What is required – Skip the pictures and extract all of the lines exactly as written.

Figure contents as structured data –
[start]
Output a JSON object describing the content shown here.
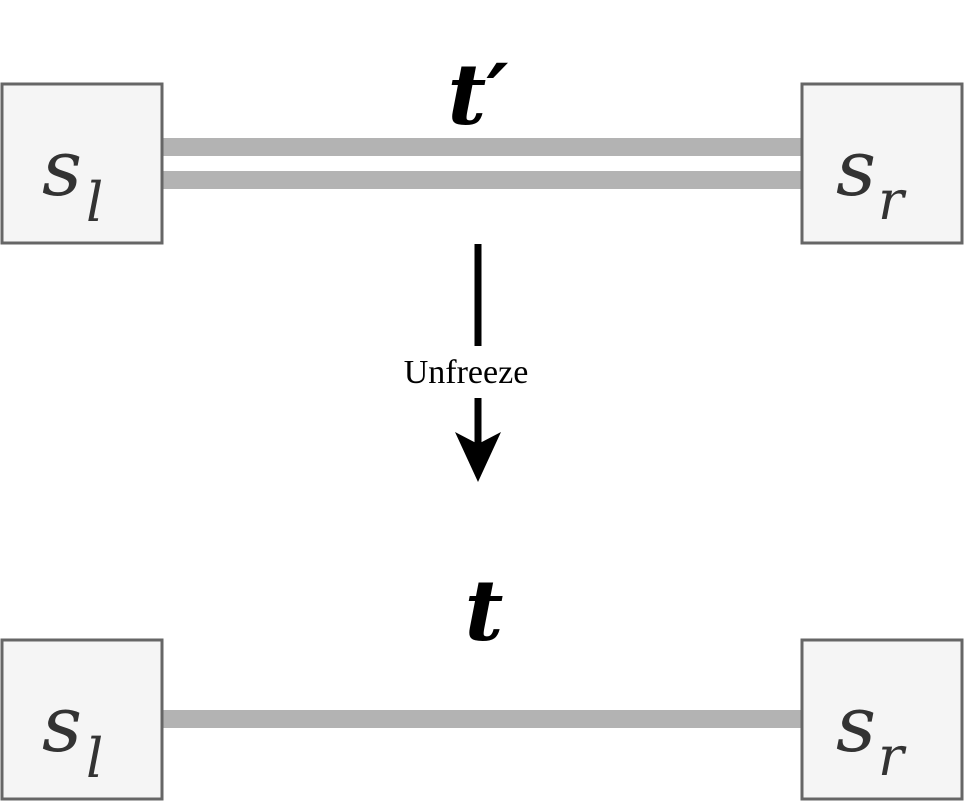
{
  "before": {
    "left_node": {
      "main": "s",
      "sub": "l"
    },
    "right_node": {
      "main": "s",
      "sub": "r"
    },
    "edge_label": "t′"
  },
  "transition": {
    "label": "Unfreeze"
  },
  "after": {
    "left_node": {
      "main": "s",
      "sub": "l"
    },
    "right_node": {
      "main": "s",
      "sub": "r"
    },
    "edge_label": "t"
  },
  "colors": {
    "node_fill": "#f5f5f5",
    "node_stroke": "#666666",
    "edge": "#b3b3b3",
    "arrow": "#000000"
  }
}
[end]
Exercise response –
Output a JSON object describing the content shown here.
{
  "before": {
    "left_node": {
      "main": "s",
      "sub": "l"
    },
    "right_node": {
      "main": "s",
      "sub": "r"
    },
    "edge_label": "t′"
  },
  "transition": {
    "label": "Unfreeze"
  },
  "after": {
    "left_node": {
      "main": "s",
      "sub": "l"
    },
    "right_node": {
      "main": "s",
      "sub": "r"
    },
    "edge_label": "t"
  },
  "colors": {
    "node_fill": "#f5f5f5",
    "node_stroke": "#666666",
    "edge": "#b3b3b3",
    "arrow": "#000000"
  }
}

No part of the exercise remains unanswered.